• [DIRECTION]:
Pull every line that holds the word "color" from the entries.

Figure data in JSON
-------

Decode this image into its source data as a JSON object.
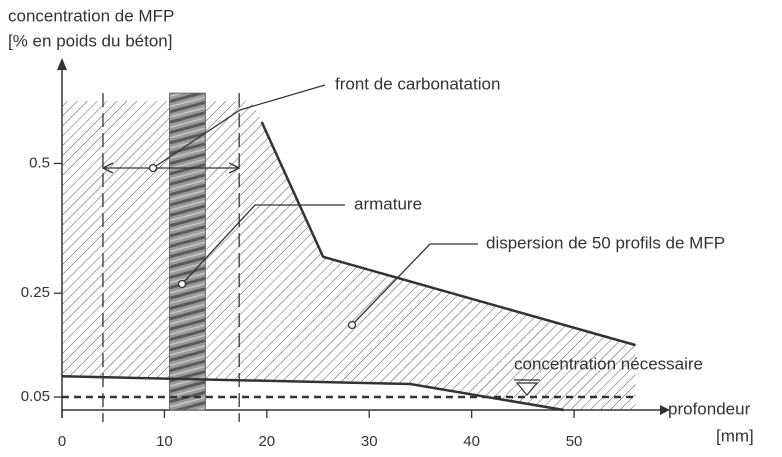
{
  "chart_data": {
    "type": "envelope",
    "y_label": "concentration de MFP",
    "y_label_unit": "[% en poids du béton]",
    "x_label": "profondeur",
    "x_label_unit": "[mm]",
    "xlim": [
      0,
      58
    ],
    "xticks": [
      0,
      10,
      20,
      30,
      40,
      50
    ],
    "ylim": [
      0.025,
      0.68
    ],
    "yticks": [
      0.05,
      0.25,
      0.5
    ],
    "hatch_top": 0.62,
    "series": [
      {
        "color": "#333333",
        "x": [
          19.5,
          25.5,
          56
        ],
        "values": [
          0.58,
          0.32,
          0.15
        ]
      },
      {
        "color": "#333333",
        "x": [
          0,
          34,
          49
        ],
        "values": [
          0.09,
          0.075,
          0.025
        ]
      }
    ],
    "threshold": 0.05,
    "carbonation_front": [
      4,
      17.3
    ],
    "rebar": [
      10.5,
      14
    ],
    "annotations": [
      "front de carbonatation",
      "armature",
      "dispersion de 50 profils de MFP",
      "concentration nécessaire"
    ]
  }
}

-------

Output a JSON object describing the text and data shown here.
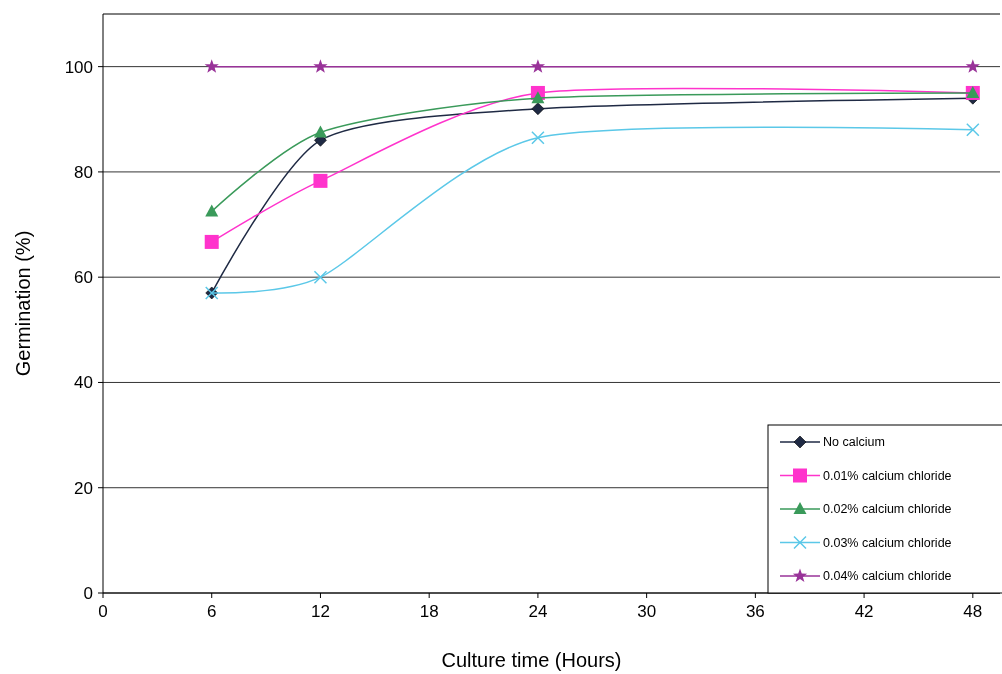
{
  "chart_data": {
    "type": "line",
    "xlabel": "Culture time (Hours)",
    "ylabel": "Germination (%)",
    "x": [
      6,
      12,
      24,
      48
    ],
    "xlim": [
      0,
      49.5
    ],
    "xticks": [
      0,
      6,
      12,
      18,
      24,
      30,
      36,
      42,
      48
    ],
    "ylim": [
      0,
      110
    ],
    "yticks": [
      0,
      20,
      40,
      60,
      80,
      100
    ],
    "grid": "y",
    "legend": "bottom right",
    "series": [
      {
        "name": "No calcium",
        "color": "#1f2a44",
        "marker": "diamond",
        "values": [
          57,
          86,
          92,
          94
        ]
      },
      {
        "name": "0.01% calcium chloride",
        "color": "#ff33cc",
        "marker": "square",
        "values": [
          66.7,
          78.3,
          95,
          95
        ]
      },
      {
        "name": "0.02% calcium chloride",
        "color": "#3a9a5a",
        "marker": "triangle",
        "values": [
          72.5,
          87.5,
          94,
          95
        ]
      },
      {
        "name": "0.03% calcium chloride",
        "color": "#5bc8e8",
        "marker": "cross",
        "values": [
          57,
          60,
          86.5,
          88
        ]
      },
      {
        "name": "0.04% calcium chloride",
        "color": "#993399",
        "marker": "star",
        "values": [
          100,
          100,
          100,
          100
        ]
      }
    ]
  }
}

-------

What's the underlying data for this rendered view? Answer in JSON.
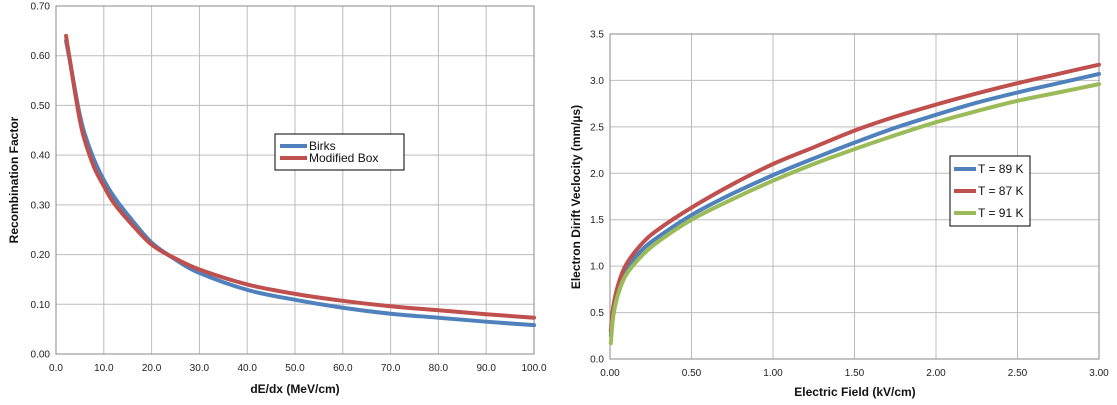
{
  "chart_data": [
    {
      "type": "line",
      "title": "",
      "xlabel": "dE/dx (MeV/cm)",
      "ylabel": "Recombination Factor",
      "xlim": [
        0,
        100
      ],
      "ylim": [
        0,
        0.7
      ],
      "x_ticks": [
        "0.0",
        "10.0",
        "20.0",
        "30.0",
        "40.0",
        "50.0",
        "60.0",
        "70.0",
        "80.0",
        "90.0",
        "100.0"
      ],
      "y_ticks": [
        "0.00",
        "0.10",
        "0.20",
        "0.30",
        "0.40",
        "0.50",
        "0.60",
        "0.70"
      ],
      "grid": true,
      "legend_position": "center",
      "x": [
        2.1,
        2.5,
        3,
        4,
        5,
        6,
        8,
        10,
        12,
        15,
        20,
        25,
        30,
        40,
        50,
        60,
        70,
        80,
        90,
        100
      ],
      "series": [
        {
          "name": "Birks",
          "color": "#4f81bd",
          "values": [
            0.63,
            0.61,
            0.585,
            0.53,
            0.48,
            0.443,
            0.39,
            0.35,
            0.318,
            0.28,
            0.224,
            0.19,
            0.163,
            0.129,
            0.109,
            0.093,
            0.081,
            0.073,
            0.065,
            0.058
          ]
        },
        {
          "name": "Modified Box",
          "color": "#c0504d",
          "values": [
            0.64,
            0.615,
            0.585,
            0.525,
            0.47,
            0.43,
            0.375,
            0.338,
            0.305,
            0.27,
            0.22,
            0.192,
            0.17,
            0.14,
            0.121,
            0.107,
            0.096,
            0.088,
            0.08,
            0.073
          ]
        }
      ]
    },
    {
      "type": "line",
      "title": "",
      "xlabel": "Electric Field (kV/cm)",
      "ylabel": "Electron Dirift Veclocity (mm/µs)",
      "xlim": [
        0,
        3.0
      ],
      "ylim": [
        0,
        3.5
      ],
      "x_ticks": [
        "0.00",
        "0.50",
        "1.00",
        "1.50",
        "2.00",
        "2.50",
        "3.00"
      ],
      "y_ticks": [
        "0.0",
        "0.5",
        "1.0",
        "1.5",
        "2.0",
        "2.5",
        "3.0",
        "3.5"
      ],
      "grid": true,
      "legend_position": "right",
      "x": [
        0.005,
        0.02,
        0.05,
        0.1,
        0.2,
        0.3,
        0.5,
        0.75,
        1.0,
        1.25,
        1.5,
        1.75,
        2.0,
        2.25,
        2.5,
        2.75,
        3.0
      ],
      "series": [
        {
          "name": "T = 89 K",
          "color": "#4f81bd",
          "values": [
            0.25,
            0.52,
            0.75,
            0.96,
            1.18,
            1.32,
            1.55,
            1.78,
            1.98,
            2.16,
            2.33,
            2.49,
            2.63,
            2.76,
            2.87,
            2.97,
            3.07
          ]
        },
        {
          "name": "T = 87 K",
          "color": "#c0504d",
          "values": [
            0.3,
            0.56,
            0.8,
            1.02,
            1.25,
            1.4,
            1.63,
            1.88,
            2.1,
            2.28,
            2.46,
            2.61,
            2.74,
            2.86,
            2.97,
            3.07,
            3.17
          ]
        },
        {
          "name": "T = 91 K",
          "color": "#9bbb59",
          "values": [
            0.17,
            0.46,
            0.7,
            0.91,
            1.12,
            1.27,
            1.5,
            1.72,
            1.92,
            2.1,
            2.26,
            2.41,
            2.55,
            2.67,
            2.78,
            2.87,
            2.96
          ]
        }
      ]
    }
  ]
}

-------

• [FINAL RESULT]:
        "color": "#333333",
        "color": "#333333",
        "color": "#1f2a44",
        "color": "#ff33cc",
        "color": "#3a9a5a",
        "color": "#5bc8e8",
        "color": "#993399",
          "color": "#4f81bd",
          "color": "#c0504d",
          "color": "#4f81bd",
          "color": "#c0504d",
          "color": "#9bbb59",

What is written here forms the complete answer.